> **EXERCISE**
Word for word, set down the records and skip each picture.

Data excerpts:
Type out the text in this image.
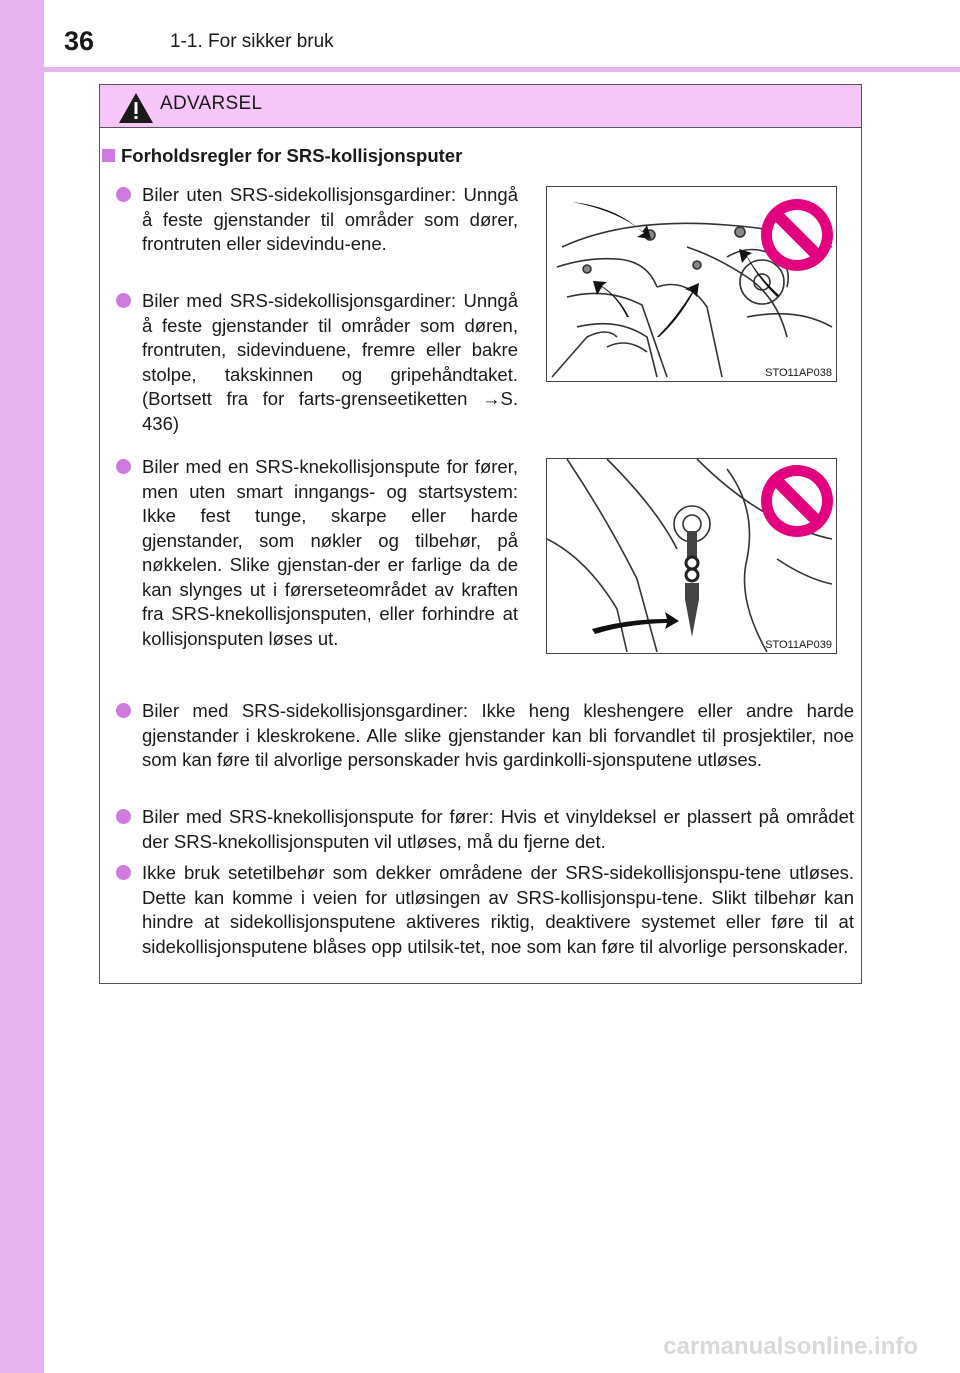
36	1-1. For sikker bruk
ADVARSEL
Forholdsregler for SRS-kollisjonsputer
Biler uten SRS-sidekollisjonsgardiner: Unngå å feste gjenstander til områder som dører, frontruten eller sidevindu-ene.
Biler med SRS-sidekollisjonsgardiner: Unngå å feste gjenstander til områder som døren, frontruten, sidevinduene, fremre eller bakre stolpe, takskinnen og gripehåndtaket. (Bortsett fra for farts-grenseetiketten →S. 436)
STO11AP038
Biler med en SRS-knekollisjonspute for fører, men uten smart inngangs- og startsystem: Ikke fest tunge, skarpe eller harde gjenstander, som nøkler og tilbehør, på nøkkelen. Slike gjenstan-der er farlige da de kan slynges ut i førerseteområdet av kraften fra SRS-knekollisjonsputen, eller forhindre at kollisjonsputen løses ut.	STO11AP039
Biler med SRS-sidekollisjonsgardiner: Ikke heng kleshengere eller andre harde gjenstander i kleskrokene. Alle slike gjenstander kan bli forvandlet til prosjektiler, noe som kan føre til alvorlige personskader hvis gardinkolli-sjonsputene utløses.
Biler med SRS-knekollisjonspute for fører: Hvis et vinyldeksel er plassert på området der SRS-knekollisjonsputen vil utløses, må du fjerne det.
Ikke bruk setetilbehør som dekker områdene der SRS-sidekollisjonspu-tene utløses. Dette kan komme i veien for utløsingen av SRS-kollisjonspu-tene. Slikt tilbehør kan hindre at sidekollisjonsputene aktiveres riktig, deaktivere systemet eller føre til at sidekollisjonsputene blåses opp utilsik-tet, noe som kan føre til alvorlige personskader.
carmanualsonline.info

> **COMPLETE RESPONSE**
Type out the text in this image.
36	1-1. For sikker bruk
ADVARSEL
Forholdsregler for SRS-kollisjonsputer
Biler uten SRS-sidekollisjonsgardiner: Unngå å feste gjenstander til områder som dører, frontruten eller sidevindu-ene.
Biler med SRS-sidekollisjonsgardiner: Unngå å feste gjenstander til områder som døren, frontruten, sidevinduene, fremre eller bakre stolpe, takskinnen og gripehåndtaket. (Bortsett fra for farts-grenseetiketten →S. 436)
STO11AP038
Biler med en SRS-knekollisjonspute for fører, men uten smart inngangs- og startsystem: Ikke fest tunge, skarpe eller harde gjenstander, som nøkler og tilbehør, på nøkkelen. Slike gjenstan-der er farlige da de kan slynges ut i førerseteområdet av kraften fra SRS-knekollisjonsputen, eller forhindre at kollisjonsputen løses ut.	STO11AP039
Biler med SRS-sidekollisjonsgardiner: Ikke heng kleshengere eller andre harde gjenstander i kleskrokene. Alle slike gjenstander kan bli forvandlet til prosjektiler, noe som kan føre til alvorlige personskader hvis gardinkolli-sjonsputene utløses.
Biler med SRS-knekollisjonspute for fører: Hvis et vinyldeksel er plassert på området der SRS-knekollisjonsputen vil utløses, må du fjerne det.
Ikke bruk setetilbehør som dekker områdene der SRS-sidekollisjonspu-tene utløses. Dette kan komme i veien for utløsingen av SRS-kollisjonspu-tene. Slikt tilbehør kan hindre at sidekollisjonsputene aktiveres riktig, deaktivere systemet eller føre til at sidekollisjonsputene blåses opp utilsik-tet, noe som kan føre til alvorlige personskader.
carmanualsonline.info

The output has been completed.